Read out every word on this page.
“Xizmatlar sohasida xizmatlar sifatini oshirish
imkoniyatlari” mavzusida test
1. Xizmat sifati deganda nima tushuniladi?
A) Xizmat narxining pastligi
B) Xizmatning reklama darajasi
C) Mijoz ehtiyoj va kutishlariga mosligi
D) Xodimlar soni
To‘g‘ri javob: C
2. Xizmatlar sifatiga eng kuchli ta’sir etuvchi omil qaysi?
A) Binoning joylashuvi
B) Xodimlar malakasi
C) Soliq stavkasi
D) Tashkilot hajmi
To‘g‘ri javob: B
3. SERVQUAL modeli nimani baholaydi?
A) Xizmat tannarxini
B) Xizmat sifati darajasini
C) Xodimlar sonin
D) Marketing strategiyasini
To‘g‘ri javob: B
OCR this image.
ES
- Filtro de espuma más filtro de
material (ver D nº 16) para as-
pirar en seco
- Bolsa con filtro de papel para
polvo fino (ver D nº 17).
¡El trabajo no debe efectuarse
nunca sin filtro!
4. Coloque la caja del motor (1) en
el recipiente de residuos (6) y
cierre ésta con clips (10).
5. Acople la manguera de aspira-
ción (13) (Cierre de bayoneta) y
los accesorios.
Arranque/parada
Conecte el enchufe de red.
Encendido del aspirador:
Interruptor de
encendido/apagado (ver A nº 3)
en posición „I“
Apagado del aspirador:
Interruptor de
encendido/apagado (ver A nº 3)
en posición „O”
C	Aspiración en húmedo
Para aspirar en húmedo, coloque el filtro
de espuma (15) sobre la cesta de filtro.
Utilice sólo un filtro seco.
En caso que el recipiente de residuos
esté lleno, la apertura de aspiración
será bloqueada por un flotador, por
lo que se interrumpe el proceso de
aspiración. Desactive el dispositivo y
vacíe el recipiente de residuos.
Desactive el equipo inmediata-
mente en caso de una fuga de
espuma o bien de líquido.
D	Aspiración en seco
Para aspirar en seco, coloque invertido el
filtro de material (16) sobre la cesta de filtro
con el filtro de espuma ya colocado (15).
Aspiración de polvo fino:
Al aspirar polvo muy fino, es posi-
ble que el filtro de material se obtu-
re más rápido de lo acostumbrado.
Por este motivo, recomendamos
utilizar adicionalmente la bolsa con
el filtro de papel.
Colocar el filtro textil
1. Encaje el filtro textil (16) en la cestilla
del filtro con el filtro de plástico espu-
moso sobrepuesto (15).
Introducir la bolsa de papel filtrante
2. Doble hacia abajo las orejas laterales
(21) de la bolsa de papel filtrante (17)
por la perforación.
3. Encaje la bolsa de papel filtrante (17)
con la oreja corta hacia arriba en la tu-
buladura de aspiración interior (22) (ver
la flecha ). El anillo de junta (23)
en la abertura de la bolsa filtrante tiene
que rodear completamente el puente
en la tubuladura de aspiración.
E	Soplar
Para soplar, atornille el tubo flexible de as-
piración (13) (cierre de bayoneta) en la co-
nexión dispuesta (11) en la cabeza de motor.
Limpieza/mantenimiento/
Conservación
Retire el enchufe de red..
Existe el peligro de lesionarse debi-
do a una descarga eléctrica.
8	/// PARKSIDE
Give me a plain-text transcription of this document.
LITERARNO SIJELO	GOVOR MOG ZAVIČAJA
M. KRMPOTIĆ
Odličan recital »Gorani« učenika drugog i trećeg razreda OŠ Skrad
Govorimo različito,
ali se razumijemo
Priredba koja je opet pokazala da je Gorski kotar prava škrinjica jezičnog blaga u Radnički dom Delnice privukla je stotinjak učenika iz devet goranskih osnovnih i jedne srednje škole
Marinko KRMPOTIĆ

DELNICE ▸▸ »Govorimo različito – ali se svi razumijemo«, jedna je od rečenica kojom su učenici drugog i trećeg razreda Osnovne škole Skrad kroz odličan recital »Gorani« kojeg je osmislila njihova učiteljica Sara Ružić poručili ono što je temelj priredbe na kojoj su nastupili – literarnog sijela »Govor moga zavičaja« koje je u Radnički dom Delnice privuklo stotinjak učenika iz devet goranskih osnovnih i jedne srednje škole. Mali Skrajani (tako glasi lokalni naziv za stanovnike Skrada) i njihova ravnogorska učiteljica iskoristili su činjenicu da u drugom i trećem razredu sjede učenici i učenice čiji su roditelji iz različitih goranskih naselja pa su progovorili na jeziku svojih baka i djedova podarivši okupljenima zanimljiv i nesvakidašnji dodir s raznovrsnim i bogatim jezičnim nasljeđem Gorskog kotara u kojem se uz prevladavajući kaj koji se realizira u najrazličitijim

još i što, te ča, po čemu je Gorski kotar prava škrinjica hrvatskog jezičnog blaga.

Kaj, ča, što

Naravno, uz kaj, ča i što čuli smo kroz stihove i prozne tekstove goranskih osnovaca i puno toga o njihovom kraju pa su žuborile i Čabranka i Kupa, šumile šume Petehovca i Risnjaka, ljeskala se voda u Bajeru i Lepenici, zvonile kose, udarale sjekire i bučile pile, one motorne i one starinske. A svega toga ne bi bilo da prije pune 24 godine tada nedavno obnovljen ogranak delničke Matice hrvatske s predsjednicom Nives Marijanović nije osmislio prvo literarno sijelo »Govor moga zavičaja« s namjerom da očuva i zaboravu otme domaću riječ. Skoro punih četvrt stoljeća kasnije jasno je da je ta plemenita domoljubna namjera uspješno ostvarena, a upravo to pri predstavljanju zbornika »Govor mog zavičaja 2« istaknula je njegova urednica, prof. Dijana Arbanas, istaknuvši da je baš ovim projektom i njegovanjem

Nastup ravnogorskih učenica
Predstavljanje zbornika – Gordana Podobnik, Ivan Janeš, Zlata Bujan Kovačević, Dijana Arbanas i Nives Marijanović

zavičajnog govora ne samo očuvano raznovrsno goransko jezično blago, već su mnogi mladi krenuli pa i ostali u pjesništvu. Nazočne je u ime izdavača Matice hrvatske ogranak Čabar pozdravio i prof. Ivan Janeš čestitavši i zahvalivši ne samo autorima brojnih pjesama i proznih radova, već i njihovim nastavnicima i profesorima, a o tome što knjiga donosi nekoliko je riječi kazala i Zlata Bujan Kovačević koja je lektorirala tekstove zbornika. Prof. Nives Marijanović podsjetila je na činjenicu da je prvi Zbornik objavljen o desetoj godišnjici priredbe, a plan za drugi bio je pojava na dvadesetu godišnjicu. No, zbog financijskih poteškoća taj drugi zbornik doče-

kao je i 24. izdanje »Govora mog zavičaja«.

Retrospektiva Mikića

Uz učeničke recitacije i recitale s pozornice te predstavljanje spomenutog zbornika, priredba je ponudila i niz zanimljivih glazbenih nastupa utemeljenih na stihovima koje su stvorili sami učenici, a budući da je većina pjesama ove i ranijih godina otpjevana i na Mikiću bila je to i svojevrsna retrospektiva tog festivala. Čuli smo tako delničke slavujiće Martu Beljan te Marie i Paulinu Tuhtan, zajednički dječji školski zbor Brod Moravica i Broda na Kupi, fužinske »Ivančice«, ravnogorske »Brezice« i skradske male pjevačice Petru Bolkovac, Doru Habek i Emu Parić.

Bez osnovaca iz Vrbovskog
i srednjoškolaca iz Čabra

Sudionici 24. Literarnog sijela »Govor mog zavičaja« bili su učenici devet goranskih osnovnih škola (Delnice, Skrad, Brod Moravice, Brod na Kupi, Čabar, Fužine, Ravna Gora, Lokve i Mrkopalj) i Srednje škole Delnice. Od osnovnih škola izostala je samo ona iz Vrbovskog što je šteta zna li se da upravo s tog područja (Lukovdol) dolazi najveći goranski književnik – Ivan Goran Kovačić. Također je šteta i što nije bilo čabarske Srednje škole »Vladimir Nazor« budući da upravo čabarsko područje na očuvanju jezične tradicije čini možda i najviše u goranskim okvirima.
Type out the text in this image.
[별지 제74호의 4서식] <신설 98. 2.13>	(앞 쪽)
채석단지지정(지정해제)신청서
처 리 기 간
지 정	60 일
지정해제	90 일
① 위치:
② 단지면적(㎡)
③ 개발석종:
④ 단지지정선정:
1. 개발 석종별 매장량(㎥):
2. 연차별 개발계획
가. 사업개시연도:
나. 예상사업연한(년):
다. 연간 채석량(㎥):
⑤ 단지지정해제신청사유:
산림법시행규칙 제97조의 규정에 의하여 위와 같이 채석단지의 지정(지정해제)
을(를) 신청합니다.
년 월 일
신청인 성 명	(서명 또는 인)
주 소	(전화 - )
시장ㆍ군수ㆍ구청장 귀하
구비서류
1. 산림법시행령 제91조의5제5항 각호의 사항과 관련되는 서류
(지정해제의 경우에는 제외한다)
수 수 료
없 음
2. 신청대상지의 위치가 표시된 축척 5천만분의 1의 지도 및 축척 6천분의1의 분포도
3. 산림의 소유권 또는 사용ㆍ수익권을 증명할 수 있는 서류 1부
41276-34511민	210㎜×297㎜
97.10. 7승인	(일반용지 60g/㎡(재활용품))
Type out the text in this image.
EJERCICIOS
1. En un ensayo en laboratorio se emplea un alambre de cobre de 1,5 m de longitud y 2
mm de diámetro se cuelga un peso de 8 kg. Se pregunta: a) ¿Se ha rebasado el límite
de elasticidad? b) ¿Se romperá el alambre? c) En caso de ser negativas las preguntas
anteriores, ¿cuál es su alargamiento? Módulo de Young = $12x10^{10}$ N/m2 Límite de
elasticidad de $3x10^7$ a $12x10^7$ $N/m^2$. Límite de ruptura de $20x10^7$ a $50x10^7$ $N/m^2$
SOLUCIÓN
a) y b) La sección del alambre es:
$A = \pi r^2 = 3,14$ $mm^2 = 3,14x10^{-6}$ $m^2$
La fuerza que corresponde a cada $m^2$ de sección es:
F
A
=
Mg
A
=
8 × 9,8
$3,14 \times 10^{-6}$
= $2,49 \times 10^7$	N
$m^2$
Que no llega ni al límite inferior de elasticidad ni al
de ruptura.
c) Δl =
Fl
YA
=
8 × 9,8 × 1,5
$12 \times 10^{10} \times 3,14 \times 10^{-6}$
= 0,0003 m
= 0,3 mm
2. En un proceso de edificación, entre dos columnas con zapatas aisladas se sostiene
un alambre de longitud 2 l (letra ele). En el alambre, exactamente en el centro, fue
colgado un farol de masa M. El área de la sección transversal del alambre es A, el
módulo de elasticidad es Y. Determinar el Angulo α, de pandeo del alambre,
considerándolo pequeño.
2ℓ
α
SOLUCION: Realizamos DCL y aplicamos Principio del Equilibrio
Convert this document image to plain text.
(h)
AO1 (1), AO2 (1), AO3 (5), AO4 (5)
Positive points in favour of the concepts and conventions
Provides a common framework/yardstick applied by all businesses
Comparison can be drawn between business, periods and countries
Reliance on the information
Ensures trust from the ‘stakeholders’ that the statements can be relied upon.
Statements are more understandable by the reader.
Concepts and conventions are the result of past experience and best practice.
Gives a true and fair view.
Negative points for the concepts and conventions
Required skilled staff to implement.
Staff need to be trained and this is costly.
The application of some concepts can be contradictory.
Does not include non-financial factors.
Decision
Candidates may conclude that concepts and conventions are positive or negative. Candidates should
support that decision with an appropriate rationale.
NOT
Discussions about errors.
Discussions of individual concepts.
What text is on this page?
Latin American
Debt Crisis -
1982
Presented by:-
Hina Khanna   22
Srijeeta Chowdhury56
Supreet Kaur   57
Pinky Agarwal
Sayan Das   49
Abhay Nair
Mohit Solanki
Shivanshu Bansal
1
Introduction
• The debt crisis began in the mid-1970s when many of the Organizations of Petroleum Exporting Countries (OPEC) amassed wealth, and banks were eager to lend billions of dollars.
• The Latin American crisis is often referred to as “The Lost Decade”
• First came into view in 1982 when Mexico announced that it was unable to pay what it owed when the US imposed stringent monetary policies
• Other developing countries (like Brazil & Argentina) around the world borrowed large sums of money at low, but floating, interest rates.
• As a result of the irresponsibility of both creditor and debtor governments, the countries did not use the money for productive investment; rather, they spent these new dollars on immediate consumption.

**Written exercise**
Each line from the one containing "What text is on this page?" to the end of the listing above should be copied exactly, and nothing else.

**Output for this exercise**
What text is on this page?
Latin American
Debt Crisis -
1982
Presented by:-
Hina Khanna   22
Srijeeta Chowdhury56
Supreet Kaur   57
Pinky Agarwal
Sayan Das   49
Abhay Nair
Mohit Solanki
Shivanshu Bansal
1
Introduction
• The debt crisis began in the mid-1970s when many of the Organizations of Petroleum Exporting Countries (OPEC) amassed wealth, and banks were eager to lend billions of dollars.
• The Latin American crisis is often referred to as “The Lost Decade”
• First came into view in 1982 when Mexico announced that it was unable to pay what it owed when the US imposed stringent monetary policies
• Other developing countries (like Brazil & Argentina) around the world borrowed large sums of money at low, but floating, interest rates.
• As a result of the irresponsibility of both creditor and debtor governments, the countries did not use the money for productive investment; rather, they spent these new dollars on immediate consumption.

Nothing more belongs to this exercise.